→ Input material
━━━━━━━━━━━━━━━━
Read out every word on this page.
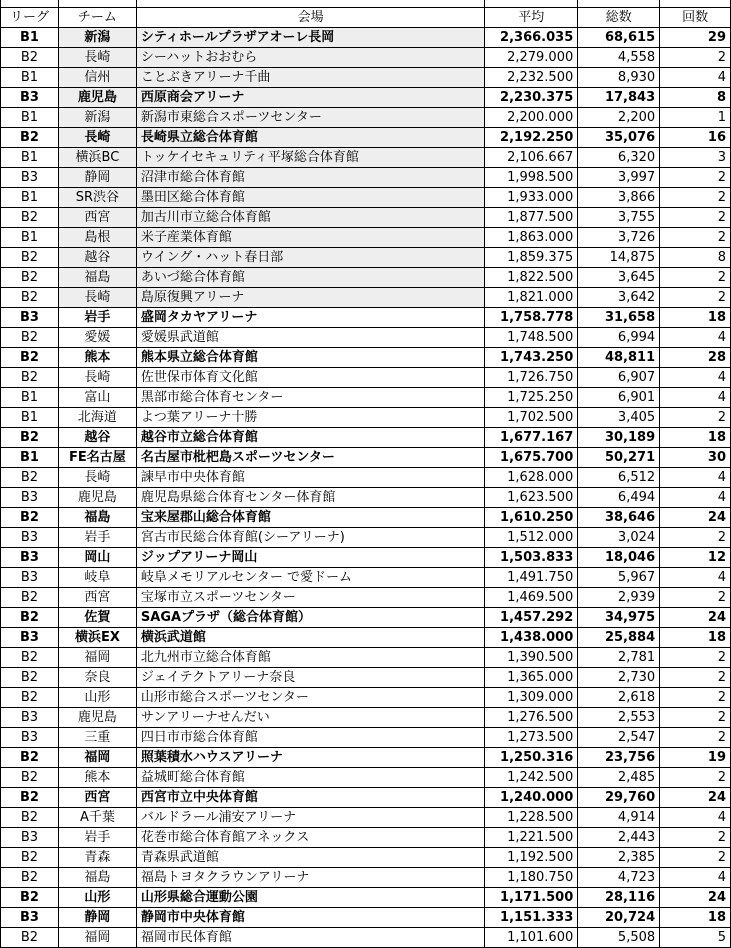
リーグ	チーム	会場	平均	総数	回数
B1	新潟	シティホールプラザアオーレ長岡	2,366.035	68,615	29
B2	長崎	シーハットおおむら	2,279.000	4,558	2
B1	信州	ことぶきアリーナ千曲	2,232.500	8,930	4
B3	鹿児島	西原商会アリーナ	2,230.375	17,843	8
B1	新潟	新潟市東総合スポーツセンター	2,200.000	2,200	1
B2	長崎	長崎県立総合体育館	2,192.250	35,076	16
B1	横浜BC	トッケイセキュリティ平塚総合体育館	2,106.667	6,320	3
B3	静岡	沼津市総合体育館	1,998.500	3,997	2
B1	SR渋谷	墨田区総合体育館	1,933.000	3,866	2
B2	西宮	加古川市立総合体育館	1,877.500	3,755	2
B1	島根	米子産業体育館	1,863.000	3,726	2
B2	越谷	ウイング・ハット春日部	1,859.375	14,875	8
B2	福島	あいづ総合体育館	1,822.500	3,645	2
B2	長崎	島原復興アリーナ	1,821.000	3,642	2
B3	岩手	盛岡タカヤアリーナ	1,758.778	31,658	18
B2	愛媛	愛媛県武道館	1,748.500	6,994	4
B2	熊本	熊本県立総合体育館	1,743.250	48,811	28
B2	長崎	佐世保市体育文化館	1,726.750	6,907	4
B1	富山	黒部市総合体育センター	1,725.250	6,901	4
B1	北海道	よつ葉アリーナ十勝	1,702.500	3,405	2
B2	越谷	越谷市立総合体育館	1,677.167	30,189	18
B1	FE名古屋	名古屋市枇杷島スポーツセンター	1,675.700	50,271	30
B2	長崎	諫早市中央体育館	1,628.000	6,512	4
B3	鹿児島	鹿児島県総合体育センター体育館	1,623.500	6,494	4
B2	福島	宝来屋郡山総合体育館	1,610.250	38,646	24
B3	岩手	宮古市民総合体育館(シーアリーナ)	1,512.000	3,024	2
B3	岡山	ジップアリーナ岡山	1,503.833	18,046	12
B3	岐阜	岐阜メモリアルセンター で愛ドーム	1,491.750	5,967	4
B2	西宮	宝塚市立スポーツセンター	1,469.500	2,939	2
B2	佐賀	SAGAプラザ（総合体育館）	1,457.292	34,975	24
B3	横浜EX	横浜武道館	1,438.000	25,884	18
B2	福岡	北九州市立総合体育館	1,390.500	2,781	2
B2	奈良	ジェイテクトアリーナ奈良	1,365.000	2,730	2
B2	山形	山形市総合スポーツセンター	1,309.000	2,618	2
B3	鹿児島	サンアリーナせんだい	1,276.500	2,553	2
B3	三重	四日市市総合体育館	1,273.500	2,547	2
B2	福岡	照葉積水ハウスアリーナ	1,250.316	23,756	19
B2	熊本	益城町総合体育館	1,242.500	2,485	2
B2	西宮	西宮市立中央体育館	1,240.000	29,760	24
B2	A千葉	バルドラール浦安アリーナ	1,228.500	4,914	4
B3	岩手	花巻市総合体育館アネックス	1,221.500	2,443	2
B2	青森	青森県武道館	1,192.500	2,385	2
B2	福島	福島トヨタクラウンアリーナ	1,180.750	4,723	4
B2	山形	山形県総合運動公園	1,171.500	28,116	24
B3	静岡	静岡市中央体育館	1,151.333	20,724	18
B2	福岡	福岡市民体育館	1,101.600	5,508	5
━━━━━━━━━━━━━━━━
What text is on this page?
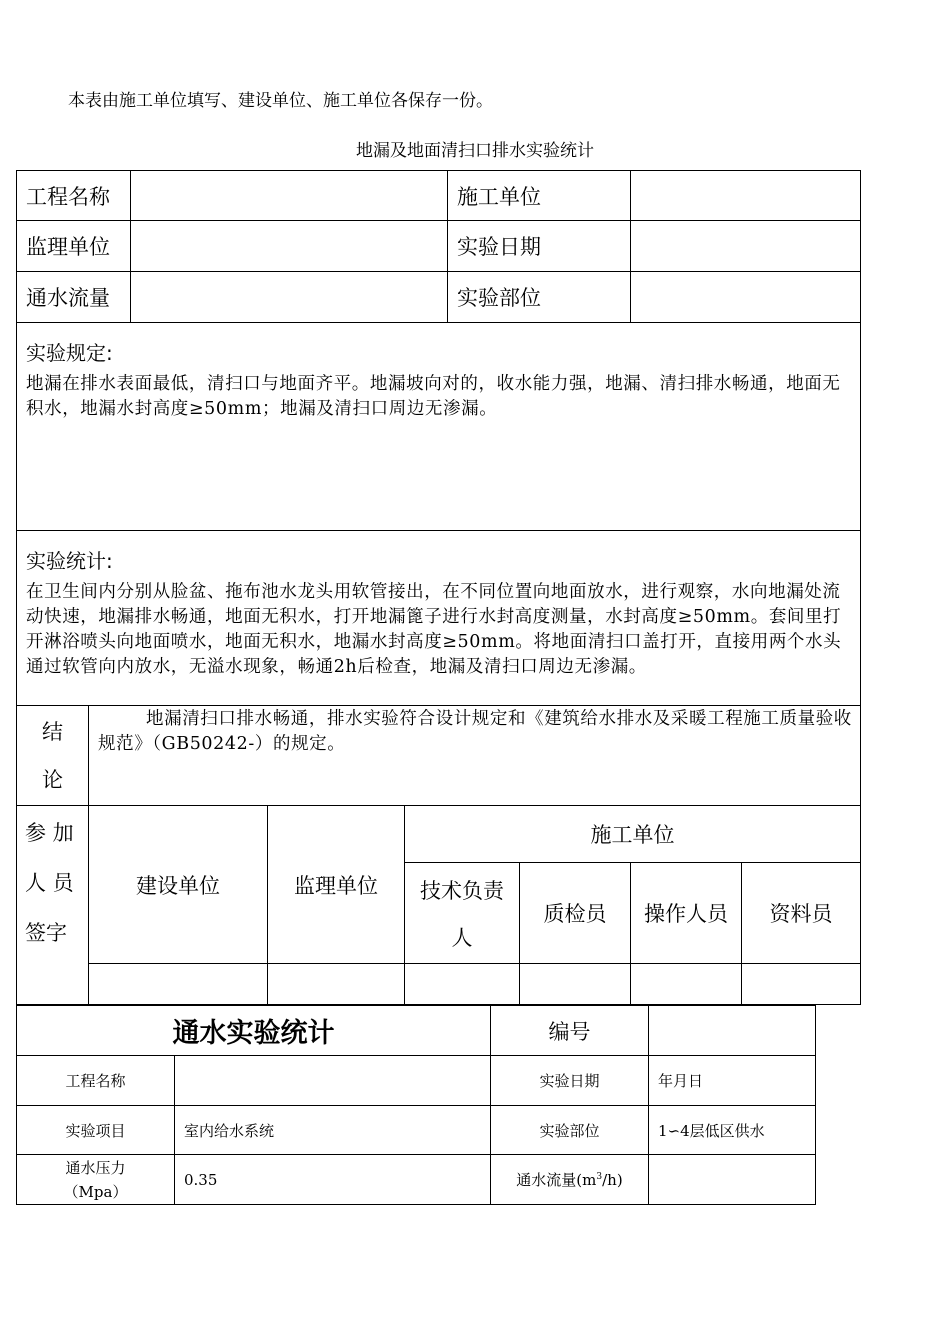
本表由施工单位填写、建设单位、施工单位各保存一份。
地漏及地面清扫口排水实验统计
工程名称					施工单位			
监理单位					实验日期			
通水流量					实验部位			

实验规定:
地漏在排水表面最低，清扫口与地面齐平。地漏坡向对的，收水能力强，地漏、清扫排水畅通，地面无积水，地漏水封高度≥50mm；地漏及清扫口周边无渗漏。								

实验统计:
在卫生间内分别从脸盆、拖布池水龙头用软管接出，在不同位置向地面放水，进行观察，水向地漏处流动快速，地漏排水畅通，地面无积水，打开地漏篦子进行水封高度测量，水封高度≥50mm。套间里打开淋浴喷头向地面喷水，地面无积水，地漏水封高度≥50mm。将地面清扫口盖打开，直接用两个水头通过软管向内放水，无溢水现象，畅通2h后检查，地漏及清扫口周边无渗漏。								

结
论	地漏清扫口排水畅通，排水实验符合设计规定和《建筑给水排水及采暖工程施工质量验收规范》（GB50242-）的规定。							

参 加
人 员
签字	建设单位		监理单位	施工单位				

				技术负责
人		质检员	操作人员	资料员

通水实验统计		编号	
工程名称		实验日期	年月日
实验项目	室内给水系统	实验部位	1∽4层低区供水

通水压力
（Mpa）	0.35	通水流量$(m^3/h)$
━━━━━━━━━━━━━━━━
→ To do
Using the entries above, find all lines with "建设单位". Copy them.

→ Reply to the task
本表由施工单位填写、建设单位、施工单位各保存一份。
签字	建设单位		监理单位	施工单位				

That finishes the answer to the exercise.